Records for this task Block Start
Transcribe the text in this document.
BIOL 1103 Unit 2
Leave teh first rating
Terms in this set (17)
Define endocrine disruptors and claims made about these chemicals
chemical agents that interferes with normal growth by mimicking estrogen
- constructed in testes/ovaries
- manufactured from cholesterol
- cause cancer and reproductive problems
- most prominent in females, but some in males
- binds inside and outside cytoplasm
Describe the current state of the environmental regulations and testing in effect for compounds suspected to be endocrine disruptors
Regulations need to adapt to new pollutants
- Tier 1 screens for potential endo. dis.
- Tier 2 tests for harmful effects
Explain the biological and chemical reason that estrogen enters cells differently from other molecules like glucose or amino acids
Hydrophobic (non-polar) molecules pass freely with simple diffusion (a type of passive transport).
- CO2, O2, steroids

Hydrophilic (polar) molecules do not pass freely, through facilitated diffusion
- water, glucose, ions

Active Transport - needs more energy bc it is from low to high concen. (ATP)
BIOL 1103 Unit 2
Records for this task Block End
• Assigned task: Each and every record above needs writing out exactly.

• Response box:
Transcribe the text in this document.
BIOL 1103 Unit 2
Leave teh first rating
Terms in this set (17)
Define endocrine disruptors and claims made about these chemicals
chemical agents that interferes with normal growth by mimicking estrogen
- constructed in testes/ovaries
- manufactured from cholesterol
- cause cancer and reproductive problems
- most prominent in females, but some in males
- binds inside and outside cytoplasm
Describe the current state of the environmental regulations and testing in effect for compounds suspected to be endocrine disruptors
Regulations need to adapt to new pollutants
- Tier 1 screens for potential endo. dis.
- Tier 2 tests for harmful effects
Explain the biological and chemical reason that estrogen enters cells differently from other molecules like glucose or amino acids
Hydrophobic (non-polar) molecules pass freely with simple diffusion (a type of passive transport).
- CO2, O2, steroids

Hydrophilic (polar) molecules do not pass freely, through facilitated diffusion
- water, glucose, ions

Active Transport - needs more energy bc it is from low to high concen. (ATP)
BIOL 1103 Unit 2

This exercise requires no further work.